Emit a verbatim copy of the lines running from the line with "Give me the" through the end of the material below.
⁂
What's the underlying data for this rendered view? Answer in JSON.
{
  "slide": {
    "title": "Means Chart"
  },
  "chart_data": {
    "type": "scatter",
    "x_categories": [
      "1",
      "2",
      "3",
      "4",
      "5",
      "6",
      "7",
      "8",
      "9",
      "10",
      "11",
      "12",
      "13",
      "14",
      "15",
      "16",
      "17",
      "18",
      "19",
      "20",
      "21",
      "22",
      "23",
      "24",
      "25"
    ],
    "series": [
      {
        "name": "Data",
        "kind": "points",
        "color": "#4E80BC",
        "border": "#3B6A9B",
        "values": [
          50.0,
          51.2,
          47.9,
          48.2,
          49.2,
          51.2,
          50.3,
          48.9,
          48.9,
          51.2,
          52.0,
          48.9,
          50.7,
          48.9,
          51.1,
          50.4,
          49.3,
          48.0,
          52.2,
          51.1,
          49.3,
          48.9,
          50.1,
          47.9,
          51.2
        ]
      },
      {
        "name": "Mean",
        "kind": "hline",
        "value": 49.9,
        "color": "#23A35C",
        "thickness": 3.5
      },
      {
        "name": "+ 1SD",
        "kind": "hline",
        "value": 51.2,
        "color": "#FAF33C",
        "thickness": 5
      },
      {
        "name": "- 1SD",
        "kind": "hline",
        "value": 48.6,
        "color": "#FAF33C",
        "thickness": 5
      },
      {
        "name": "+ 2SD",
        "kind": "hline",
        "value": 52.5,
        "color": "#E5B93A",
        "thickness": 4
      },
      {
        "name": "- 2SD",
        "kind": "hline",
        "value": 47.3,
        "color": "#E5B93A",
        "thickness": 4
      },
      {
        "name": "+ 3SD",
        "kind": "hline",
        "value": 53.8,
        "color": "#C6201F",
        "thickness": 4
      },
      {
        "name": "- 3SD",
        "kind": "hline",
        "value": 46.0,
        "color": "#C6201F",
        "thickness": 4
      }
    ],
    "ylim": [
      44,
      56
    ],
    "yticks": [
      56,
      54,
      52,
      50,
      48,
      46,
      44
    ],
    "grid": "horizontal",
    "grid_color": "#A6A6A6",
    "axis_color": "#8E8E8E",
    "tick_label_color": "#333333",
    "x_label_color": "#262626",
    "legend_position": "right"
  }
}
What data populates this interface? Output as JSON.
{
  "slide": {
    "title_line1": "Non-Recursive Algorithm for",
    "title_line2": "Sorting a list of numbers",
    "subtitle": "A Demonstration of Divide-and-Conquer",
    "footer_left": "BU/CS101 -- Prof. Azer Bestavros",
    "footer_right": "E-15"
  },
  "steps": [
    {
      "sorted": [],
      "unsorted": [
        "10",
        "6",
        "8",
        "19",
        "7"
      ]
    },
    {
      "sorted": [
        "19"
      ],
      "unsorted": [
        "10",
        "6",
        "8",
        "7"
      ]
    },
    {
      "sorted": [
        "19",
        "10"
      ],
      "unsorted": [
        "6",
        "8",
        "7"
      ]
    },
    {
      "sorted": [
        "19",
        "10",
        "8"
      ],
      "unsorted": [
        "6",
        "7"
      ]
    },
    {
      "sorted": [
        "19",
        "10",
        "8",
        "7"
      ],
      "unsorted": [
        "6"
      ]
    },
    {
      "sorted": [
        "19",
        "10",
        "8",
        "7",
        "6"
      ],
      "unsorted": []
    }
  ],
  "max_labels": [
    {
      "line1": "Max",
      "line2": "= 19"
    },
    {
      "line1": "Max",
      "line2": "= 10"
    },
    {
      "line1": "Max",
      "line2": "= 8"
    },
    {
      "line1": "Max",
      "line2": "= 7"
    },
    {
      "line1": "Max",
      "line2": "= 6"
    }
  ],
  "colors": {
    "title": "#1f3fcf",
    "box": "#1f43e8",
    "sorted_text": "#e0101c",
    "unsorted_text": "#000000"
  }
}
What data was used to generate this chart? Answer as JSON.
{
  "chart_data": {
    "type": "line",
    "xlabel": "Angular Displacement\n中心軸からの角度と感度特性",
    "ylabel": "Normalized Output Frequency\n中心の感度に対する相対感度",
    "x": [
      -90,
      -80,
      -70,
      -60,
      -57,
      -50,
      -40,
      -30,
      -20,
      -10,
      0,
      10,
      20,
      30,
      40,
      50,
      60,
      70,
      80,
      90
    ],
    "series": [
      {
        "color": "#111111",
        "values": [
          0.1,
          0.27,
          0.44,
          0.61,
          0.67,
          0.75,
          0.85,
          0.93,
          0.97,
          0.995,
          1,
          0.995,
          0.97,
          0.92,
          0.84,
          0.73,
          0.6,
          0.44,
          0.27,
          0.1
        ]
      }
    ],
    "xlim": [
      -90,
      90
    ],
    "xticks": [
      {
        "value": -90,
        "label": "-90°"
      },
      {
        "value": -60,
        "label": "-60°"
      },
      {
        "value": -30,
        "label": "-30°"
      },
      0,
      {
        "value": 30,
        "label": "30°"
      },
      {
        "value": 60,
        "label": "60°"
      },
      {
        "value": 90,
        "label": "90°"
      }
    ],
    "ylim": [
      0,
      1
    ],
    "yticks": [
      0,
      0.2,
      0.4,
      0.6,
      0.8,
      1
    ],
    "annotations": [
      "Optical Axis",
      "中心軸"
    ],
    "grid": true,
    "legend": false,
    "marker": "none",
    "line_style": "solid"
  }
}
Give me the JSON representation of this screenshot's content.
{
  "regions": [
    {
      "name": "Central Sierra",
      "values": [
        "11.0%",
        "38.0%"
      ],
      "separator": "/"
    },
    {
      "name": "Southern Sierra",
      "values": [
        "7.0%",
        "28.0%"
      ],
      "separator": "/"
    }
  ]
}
⁂
- Task solution
Give me the JSON representation of this screenshot's content.
{
  "regions": [
    {
      "name": "Central Sierra",
      "values": [
        "11.0%",
        "38.0%"
      ],
      "separator": "/"
    },
    {
      "name": "Southern Sierra",
      "values": [
        "7.0%",
        "28.0%"
      ],
      "separator": "/"
    }
  ]
}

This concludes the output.